# Stated goal:
Output the records exactly as they appear, with no pictures included.

:::::

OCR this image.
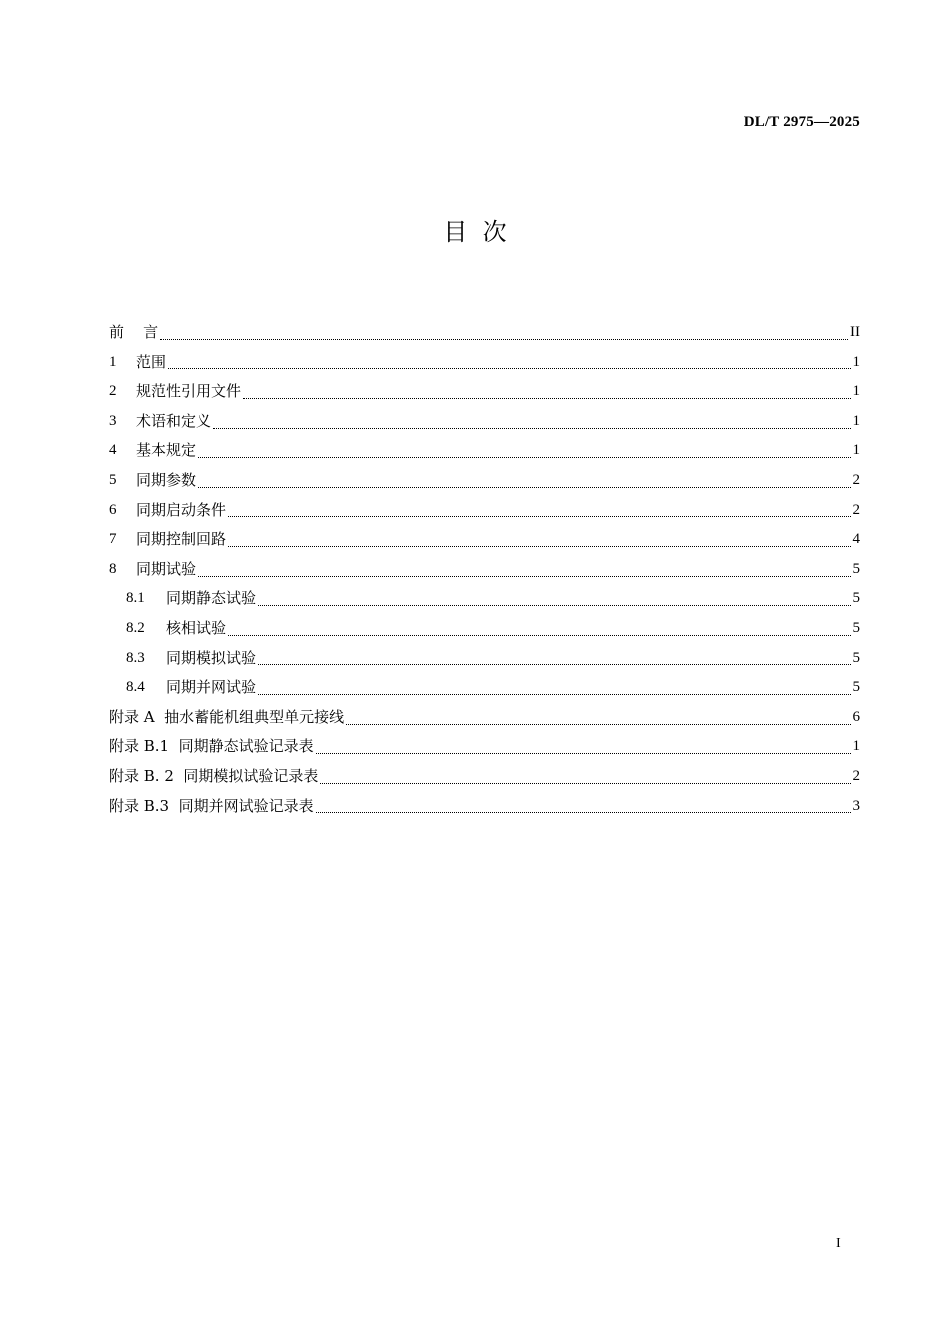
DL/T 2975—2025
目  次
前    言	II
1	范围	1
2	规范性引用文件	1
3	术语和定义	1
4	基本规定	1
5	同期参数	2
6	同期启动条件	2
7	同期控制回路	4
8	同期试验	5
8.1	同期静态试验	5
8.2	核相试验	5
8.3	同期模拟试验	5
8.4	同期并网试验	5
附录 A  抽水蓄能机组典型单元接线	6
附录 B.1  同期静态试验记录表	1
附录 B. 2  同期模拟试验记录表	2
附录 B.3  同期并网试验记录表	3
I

:::::

# The reply:
OCR this image.
DL/T 2975—2025
目  次
前    言	II
1	范围	1
2	规范性引用文件	1
3	术语和定义	1
4	基本规定	1
5	同期参数	2
6	同期启动条件	2
7	同期控制回路	4
8	同期试验	5
8.1	同期静态试验	5
8.2	核相试验	5
8.3	同期模拟试验	5
8.4	同期并网试验	5
附录 A  抽水蓄能机组典型单元接线	6
附录 B.1  同期静态试验记录表	1
附录 B. 2  同期模拟试验记录表	2
附录 B.3  同期并网试验记录表	3
I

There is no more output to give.